◆ Information provided:
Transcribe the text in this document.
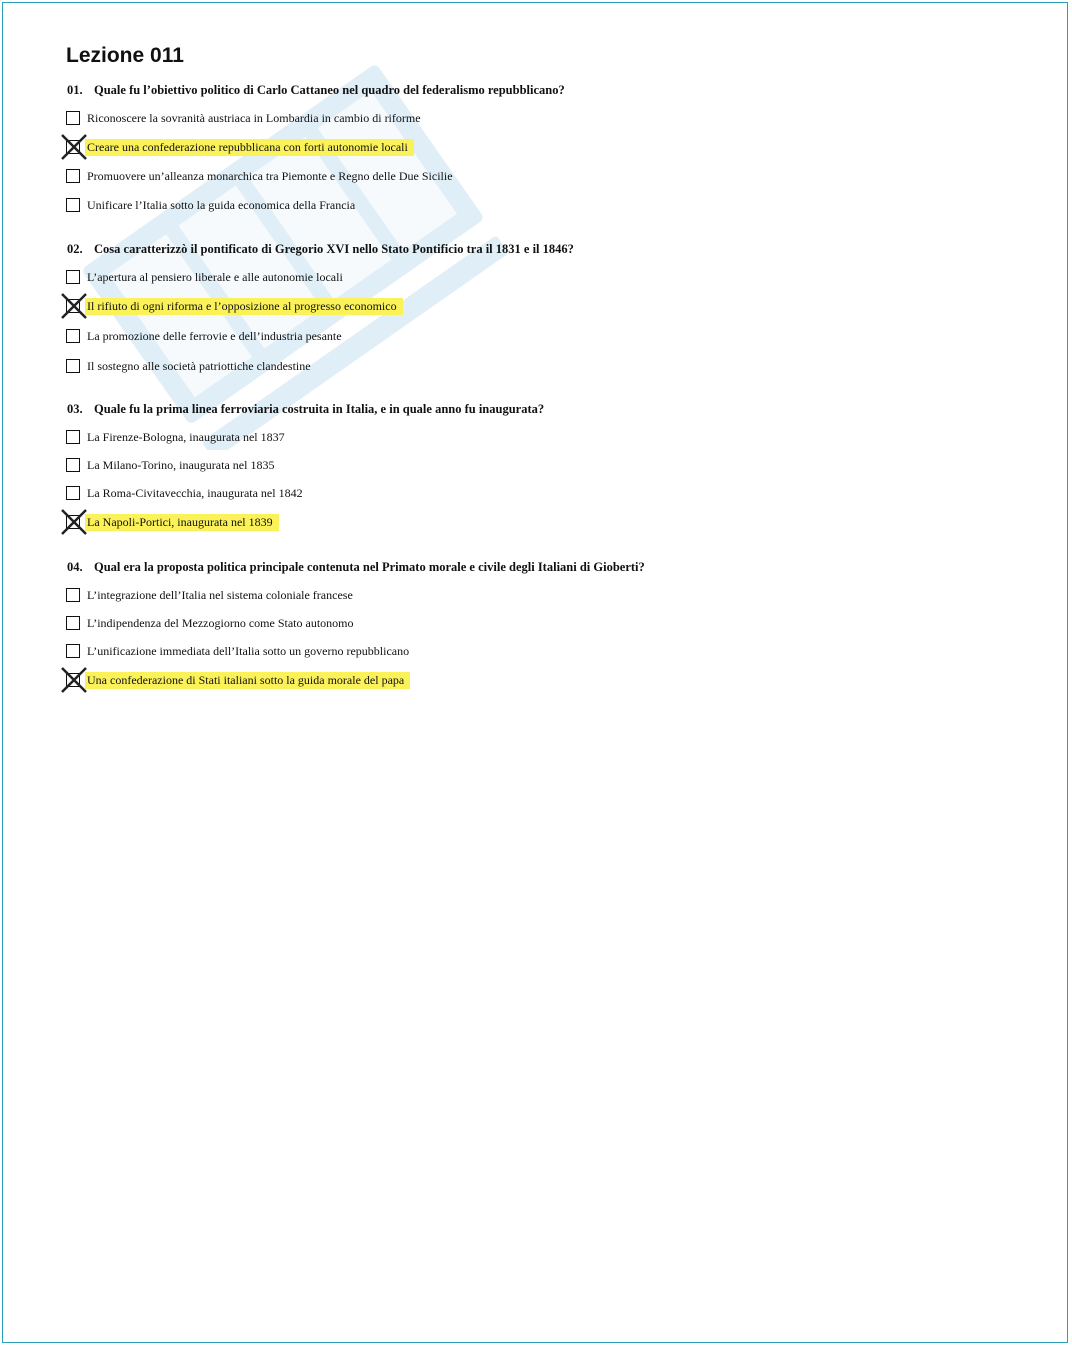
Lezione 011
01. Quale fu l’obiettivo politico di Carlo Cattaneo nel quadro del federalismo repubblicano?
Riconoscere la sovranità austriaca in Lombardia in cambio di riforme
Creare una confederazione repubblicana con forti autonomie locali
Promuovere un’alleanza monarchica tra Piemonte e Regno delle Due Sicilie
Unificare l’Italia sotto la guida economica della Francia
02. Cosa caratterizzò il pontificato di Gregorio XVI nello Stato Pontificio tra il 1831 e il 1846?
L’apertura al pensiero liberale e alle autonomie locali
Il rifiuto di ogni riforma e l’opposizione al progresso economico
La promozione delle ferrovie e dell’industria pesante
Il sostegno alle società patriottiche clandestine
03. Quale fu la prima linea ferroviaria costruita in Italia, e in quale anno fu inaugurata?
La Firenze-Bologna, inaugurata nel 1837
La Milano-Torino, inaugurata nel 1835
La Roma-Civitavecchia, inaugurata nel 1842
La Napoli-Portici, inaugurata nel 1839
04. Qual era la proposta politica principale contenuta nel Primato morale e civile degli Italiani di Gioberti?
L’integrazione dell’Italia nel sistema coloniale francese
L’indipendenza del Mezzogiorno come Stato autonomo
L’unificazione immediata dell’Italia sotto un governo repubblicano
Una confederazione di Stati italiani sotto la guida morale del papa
==
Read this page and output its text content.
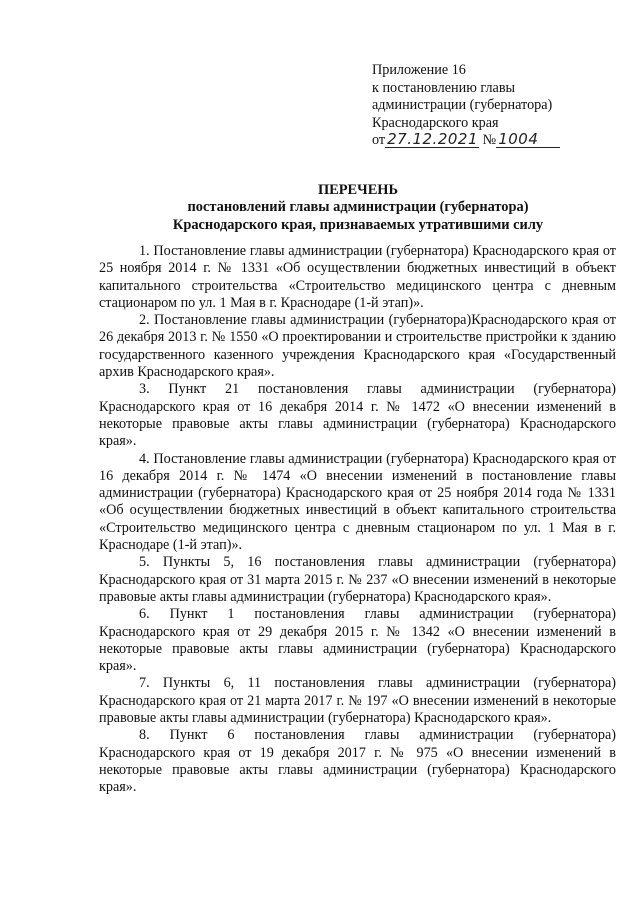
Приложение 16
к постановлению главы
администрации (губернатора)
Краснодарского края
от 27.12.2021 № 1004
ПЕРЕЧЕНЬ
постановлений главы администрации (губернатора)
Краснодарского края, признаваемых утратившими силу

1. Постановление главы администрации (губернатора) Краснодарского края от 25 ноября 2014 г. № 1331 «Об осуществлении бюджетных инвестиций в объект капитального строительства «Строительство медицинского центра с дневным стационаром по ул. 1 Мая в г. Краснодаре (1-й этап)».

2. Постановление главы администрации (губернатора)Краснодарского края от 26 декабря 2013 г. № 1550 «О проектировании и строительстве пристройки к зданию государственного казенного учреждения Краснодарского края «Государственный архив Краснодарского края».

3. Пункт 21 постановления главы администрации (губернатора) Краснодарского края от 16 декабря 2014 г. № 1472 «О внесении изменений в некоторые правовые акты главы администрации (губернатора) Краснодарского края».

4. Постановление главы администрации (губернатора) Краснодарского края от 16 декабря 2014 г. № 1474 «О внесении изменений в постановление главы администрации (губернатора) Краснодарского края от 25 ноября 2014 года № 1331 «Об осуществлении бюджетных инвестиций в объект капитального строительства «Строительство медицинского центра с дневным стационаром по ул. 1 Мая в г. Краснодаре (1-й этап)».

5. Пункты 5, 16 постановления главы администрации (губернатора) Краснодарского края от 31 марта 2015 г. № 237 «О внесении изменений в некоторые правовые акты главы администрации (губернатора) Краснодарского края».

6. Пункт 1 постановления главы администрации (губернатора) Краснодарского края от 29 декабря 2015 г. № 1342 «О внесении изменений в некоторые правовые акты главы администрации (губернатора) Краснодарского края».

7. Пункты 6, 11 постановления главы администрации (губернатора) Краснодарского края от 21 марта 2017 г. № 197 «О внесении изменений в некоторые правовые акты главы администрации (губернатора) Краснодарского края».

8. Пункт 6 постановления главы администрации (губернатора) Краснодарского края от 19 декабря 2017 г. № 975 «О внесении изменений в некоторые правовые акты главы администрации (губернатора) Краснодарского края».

◆ Direction:
Of the lines above, how many include the word "Stato"? Reply with the number alone.

◆ The response:
2